Work instructions => Find "Give me the" in the material below, then copy that line and every subsequent line to the end, exactly.

Data entries =>
════════════════

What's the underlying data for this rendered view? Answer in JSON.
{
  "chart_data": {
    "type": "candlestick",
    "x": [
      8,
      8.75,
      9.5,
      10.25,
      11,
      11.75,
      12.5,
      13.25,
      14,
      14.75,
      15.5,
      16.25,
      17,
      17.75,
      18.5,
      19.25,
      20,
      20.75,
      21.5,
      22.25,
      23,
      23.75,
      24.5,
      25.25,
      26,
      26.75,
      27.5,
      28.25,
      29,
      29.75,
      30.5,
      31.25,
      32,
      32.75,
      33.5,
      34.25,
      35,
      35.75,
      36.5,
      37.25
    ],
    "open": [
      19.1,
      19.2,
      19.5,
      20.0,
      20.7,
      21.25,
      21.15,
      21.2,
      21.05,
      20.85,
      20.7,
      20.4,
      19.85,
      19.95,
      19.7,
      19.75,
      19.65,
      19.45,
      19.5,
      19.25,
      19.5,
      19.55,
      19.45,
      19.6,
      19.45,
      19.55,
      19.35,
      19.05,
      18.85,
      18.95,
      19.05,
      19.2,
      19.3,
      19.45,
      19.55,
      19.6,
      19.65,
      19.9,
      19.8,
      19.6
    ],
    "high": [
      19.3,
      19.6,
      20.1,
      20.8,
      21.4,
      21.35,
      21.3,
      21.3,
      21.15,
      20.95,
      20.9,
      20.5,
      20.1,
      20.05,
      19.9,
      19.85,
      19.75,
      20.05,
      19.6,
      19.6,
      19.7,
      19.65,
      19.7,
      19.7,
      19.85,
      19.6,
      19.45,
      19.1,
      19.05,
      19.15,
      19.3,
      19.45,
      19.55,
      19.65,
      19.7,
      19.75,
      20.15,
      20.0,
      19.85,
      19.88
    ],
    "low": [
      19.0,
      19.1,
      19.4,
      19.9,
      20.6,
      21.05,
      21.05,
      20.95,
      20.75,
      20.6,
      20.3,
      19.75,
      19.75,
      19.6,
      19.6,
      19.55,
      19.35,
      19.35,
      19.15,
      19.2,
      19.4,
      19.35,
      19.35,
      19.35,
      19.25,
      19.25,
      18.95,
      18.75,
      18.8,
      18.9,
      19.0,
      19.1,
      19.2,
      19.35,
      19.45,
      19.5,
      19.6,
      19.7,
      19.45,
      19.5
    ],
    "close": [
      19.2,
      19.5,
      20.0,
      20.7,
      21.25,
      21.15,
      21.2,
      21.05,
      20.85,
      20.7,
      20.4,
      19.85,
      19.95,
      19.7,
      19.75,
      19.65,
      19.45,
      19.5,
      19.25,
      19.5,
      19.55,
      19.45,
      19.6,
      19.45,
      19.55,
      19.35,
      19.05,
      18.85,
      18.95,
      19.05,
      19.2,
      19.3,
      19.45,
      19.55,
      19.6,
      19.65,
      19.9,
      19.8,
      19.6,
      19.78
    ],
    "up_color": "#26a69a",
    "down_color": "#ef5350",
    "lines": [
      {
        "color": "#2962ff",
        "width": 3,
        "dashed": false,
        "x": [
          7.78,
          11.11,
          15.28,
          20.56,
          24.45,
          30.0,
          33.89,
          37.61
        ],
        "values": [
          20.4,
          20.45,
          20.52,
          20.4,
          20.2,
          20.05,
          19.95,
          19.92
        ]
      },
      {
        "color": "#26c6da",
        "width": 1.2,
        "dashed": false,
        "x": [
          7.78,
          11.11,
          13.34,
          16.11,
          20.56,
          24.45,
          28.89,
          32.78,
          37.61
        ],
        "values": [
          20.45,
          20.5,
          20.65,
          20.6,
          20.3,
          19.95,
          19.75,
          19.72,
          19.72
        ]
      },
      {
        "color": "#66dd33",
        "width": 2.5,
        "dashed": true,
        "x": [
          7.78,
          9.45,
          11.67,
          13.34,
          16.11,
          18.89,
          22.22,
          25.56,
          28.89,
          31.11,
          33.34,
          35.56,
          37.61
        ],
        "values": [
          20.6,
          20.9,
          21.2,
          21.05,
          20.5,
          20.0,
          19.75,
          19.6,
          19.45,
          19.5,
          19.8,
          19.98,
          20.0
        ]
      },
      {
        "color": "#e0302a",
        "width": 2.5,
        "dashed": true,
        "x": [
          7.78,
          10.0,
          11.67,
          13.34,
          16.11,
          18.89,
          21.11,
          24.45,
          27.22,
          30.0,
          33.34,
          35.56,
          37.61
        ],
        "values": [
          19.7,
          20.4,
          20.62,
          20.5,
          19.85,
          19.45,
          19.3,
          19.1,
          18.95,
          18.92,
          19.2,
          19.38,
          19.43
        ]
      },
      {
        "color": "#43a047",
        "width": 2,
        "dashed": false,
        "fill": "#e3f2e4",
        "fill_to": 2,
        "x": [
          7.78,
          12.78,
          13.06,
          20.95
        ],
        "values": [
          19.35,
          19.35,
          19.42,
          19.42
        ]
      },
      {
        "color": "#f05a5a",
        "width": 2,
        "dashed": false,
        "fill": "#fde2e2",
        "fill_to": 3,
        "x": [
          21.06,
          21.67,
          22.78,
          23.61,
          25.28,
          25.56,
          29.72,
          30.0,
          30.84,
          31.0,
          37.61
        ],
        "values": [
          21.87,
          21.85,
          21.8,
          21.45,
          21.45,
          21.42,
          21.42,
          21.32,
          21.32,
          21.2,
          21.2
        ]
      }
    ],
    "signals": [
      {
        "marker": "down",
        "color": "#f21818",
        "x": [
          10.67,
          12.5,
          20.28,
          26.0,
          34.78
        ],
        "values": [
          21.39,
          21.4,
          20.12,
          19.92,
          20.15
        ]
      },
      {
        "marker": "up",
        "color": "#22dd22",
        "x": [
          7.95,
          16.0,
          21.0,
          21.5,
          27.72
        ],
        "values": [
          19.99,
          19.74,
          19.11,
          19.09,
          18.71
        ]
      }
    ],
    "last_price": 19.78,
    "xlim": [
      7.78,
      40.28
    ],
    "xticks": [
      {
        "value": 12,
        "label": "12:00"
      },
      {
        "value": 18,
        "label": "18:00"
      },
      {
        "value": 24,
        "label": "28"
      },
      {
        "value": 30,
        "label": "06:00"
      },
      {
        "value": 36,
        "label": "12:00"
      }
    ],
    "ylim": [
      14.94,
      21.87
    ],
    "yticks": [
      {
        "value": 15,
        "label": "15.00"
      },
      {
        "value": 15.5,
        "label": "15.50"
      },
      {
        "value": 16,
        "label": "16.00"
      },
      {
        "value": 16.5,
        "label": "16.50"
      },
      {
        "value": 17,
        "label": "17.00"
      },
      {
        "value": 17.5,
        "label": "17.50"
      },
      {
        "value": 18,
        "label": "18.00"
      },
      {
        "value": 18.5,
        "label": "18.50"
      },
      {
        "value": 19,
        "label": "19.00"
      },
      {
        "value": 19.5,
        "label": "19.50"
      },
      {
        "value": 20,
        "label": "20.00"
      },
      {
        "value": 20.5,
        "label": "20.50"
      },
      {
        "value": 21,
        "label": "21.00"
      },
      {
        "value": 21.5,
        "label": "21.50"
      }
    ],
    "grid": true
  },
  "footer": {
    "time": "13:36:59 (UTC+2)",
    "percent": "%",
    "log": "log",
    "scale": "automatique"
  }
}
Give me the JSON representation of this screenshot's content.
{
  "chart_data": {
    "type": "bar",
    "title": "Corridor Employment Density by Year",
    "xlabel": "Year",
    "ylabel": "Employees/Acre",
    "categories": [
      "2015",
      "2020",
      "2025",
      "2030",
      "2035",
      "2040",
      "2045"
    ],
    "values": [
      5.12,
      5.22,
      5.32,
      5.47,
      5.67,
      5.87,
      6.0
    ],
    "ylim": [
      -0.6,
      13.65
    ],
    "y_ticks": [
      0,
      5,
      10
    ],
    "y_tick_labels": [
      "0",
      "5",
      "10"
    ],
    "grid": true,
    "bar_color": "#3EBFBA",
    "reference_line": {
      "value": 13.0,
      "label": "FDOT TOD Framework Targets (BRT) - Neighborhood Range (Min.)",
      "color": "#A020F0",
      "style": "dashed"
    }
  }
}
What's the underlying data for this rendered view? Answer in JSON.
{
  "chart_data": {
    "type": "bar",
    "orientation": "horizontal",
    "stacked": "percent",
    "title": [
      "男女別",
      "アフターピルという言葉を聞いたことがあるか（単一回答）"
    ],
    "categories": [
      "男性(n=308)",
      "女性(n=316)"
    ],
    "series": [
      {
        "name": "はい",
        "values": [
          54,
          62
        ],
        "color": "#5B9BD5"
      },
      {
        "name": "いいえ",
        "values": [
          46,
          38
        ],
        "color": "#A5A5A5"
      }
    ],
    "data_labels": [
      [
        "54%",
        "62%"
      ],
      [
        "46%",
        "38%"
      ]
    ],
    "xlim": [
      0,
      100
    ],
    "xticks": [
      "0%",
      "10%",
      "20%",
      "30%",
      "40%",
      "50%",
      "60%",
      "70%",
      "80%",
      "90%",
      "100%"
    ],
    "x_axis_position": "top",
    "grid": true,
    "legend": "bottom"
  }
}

════════════════

Exercise solution =>
Give me the JSON representation of this screenshot's content.
{
  "chart_data": {
    "type": "bar",
    "title": "Corridor Employment Density by Year",
    "xlabel": "Year",
    "ylabel": "Employees/Acre",
    "categories": [
      "2015",
      "2020",
      "2025",
      "2030",
      "2035",
      "2040",
      "2045"
    ],
    "values": [
      5.12,
      5.22,
      5.32,
      5.47,
      5.67,
      5.87,
      6.0
    ],
    "ylim": [
      -0.6,
      13.65
    ],
    "y_ticks": [
      0,
      5,
      10
    ],
    "y_tick_labels": [
      "0",
      "5",
      "10"
    ],
    "grid": true,
    "bar_color": "#3EBFBA",
    "reference_line": {
      "value": 13.0,
      "label": "FDOT TOD Framework Targets (BRT) - Neighborhood Range (Min.)",
      "color": "#A020F0",
      "style": "dashed"
    }
  }
}
What's the underlying data for this rendered view? Answer in JSON.
{
  "chart_data": {
    "type": "bar",
    "orientation": "horizontal",
    "stacked": "percent",
    "title": [
      "男女別",
      "アフターピルという言葉を聞いたことがあるか（単一回答）"
    ],
    "categories": [
      "男性(n=308)",
      "女性(n=316)"
    ],
    "series": [
      {
        "name": "はい",
        "values": [
          54,
          62
        ],
        "color": "#5B9BD5"
      },
      {
        "name": "いいえ",
        "values": [
          46,
          38
        ],
        "color": "#A5A5A5"
      }
    ],
    "data_labels": [
      [
        "54%",
        "62%"
      ],
      [
        "46%",
        "38%"
      ]
    ],
    "xlim": [
      0,
      100
    ],
    "xticks": [
      "0%",
      "10%",
      "20%",
      "30%",
      "40%",
      "50%",
      "60%",
      "70%",
      "80%",
      "90%",
      "100%"
    ],
    "x_axis_position": "top",
    "grid": true,
    "legend": "bottom"
  }
}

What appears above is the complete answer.